WHAT YOU NEED TO DO: All entries below are to be set down again, identical to the source.

DATASET RECORDS:
<<<<
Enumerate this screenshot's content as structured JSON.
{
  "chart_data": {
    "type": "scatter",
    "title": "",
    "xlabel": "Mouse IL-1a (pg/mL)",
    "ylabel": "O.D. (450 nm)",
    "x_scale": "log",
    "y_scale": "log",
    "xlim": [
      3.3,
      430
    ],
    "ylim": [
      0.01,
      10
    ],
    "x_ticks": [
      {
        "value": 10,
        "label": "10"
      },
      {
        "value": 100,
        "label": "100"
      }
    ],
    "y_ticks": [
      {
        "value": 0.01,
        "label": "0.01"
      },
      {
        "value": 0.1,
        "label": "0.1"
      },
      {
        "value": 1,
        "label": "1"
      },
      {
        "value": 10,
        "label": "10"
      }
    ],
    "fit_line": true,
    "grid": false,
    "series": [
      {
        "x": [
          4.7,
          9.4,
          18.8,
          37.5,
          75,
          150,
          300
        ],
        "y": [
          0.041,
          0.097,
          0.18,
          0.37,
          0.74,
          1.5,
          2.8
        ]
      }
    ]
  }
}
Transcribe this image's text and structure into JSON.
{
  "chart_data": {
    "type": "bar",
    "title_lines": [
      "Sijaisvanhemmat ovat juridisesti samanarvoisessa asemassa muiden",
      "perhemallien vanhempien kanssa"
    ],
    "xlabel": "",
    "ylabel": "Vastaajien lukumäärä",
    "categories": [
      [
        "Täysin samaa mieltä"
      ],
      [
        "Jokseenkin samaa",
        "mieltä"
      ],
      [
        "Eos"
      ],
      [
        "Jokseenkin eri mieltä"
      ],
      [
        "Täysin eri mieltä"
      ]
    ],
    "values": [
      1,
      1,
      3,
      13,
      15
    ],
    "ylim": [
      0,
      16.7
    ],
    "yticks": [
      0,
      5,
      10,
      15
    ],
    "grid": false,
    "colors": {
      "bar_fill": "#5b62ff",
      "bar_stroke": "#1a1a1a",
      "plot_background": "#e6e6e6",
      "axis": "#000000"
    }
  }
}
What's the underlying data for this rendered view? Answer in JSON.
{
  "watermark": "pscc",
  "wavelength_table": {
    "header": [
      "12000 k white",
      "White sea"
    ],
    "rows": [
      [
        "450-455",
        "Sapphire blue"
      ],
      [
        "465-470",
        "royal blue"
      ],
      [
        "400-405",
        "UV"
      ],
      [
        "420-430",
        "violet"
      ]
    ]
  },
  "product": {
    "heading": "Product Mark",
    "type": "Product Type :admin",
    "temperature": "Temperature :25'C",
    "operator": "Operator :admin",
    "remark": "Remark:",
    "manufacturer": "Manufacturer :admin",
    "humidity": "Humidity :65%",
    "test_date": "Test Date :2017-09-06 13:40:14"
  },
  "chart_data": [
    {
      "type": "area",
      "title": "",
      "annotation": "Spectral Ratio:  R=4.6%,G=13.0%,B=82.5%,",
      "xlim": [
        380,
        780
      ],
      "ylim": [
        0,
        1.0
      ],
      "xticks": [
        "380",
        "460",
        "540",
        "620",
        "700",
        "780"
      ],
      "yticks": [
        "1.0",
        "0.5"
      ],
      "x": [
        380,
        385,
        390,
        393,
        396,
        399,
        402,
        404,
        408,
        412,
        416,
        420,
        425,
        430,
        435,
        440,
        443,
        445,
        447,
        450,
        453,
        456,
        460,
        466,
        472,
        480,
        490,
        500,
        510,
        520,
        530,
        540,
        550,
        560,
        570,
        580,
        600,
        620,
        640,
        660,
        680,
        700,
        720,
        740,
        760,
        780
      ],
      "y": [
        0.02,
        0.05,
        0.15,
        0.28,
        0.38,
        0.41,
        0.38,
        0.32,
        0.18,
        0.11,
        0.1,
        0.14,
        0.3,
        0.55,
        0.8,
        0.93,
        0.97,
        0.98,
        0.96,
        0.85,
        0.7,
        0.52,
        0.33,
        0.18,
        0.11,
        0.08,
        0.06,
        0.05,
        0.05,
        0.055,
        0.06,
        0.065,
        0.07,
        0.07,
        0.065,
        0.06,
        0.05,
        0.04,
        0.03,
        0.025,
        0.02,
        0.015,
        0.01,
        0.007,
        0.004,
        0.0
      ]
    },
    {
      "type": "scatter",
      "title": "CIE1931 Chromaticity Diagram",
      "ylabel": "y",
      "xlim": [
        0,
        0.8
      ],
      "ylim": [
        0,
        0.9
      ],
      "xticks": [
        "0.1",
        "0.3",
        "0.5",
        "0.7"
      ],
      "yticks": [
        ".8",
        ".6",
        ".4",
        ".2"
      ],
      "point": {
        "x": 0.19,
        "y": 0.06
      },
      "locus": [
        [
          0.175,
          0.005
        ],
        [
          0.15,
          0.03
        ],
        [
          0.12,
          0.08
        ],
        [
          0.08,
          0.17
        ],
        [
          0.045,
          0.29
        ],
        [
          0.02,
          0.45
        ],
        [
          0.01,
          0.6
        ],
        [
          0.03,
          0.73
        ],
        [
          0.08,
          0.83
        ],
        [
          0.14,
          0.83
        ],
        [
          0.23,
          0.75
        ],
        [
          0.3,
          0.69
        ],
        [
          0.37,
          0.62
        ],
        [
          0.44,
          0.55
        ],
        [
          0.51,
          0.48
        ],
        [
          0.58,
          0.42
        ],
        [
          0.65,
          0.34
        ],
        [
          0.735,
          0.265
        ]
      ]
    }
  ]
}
>>>>
FULL SOLUTION:
Enumerate this screenshot's content as structured JSON.
{
  "chart_data": {
    "type": "scatter",
    "title": "",
    "xlabel": "Mouse IL-1a (pg/mL)",
    "ylabel": "O.D. (450 nm)",
    "x_scale": "log",
    "y_scale": "log",
    "xlim": [
      3.3,
      430
    ],
    "ylim": [
      0.01,
      10
    ],
    "x_ticks": [
      {
        "value": 10,
        "label": "10"
      },
      {
        "value": 100,
        "label": "100"
      }
    ],
    "y_ticks": [
      {
        "value": 0.01,
        "label": "0.01"
      },
      {
        "value": 0.1,
        "label": "0.1"
      },
      {
        "value": 1,
        "label": "1"
      },
      {
        "value": 10,
        "label": "10"
      }
    ],
    "fit_line": true,
    "grid": false,
    "series": [
      {
        "x": [
          4.7,
          9.4,
          18.8,
          37.5,
          75,
          150,
          300
        ],
        "y": [
          0.041,
          0.097,
          0.18,
          0.37,
          0.74,
          1.5,
          2.8
        ]
      }
    ]
  }
}
Transcribe this image's text and structure into JSON.
{
  "chart_data": {
    "type": "bar",
    "title_lines": [
      "Sijaisvanhemmat ovat juridisesti samanarvoisessa asemassa muiden",
      "perhemallien vanhempien kanssa"
    ],
    "xlabel": "",
    "ylabel": "Vastaajien lukumäärä",
    "categories": [
      [
        "Täysin samaa mieltä"
      ],
      [
        "Jokseenkin samaa",
        "mieltä"
      ],
      [
        "Eos"
      ],
      [
        "Jokseenkin eri mieltä"
      ],
      [
        "Täysin eri mieltä"
      ]
    ],
    "values": [
      1,
      1,
      3,
      13,
      15
    ],
    "ylim": [
      0,
      16.7
    ],
    "yticks": [
      0,
      5,
      10,
      15
    ],
    "grid": false,
    "colors": {
      "bar_fill": "#5b62ff",
      "bar_stroke": "#1a1a1a",
      "plot_background": "#e6e6e6",
      "axis": "#000000"
    }
  }
}
What's the underlying data for this rendered view? Answer in JSON.
{
  "watermark": "pscc",
  "wavelength_table": {
    "header": [
      "12000 k white",
      "White sea"
    ],
    "rows": [
      [
        "450-455",
        "Sapphire blue"
      ],
      [
        "465-470",
        "royal blue"
      ],
      [
        "400-405",
        "UV"
      ],
      [
        "420-430",
        "violet"
      ]
    ]
  },
  "product": {
    "heading": "Product Mark",
    "type": "Product Type :admin",
    "temperature": "Temperature :25'C",
    "operator": "Operator :admin",
    "remark": "Remark:",
    "manufacturer": "Manufacturer :admin",
    "humidity": "Humidity :65%",
    "test_date": "Test Date :2017-09-06 13:40:14"
  },
  "chart_data": [
    {
      "type": "area",
      "title": "",
      "annotation": "Spectral Ratio:  R=4.6%,G=13.0%,B=82.5%,",
      "xlim": [
        380,
        780
      ],
      "ylim": [
        0,
        1.0
      ],
      "xticks": [
        "380",
        "460",
        "540",
        "620",
        "700",
        "780"
      ],
      "yticks": [
        "1.0",
        "0.5"
      ],
      "x": [
        380,
        385,
        390,
        393,
        396,
        399,
        402,
        404,
        408,
        412,
        416,
        420,
        425,
        430,
        435,
        440,
        443,
        445,
        447,
        450,
        453,
        456,
        460,
        466,
        472,
        480,
        490,
        500,
        510,
        520,
        530,
        540,
        550,
        560,
        570,
        580,
        600,
        620,
        640,
        660,
        680,
        700,
        720,
        740,
        760,
        780
      ],
      "y": [
        0.02,
        0.05,
        0.15,
        0.28,
        0.38,
        0.41,
        0.38,
        0.32,
        0.18,
        0.11,
        0.1,
        0.14,
        0.3,
        0.55,
        0.8,
        0.93,
        0.97,
        0.98,
        0.96,
        0.85,
        0.7,
        0.52,
        0.33,
        0.18,
        0.11,
        0.08,
        0.06,
        0.05,
        0.05,
        0.055,
        0.06,
        0.065,
        0.07,
        0.07,
        0.065,
        0.06,
        0.05,
        0.04,
        0.03,
        0.025,
        0.02,
        0.015,
        0.01,
        0.007,
        0.004,
        0.0
      ]
    },
    {
      "type": "scatter",
      "title": "CIE1931 Chromaticity Diagram",
      "ylabel": "y",
      "xlim": [
        0,
        0.8
      ],
      "ylim": [
        0,
        0.9
      ],
      "xticks": [
        "0.1",
        "0.3",
        "0.5",
        "0.7"
      ],
      "yticks": [
        ".8",
        ".6",
        ".4",
        ".2"
      ],
      "point": {
        "x": 0.19,
        "y": 0.06
      },
      "locus": [
        [
          0.175,
          0.005
        ],
        [
          0.15,
          0.03
        ],
        [
          0.12,
          0.08
        ],
        [
          0.08,
          0.17
        ],
        [
          0.045,
          0.29
        ],
        [
          0.02,
          0.45
        ],
        [
          0.01,
          0.6
        ],
        [
          0.03,
          0.73
        ],
        [
          0.08,
          0.83
        ],
        [
          0.14,
          0.83
        ],
        [
          0.23,
          0.75
        ],
        [
          0.3,
          0.69
        ],
        [
          0.37,
          0.62
        ],
        [
          0.44,
          0.55
        ],
        [
          0.51,
          0.48
        ],
        [
          0.58,
          0.42
        ],
        [
          0.65,
          0.34
        ],
        [
          0.735,
          0.265
        ]
      ]
    }
  ]
}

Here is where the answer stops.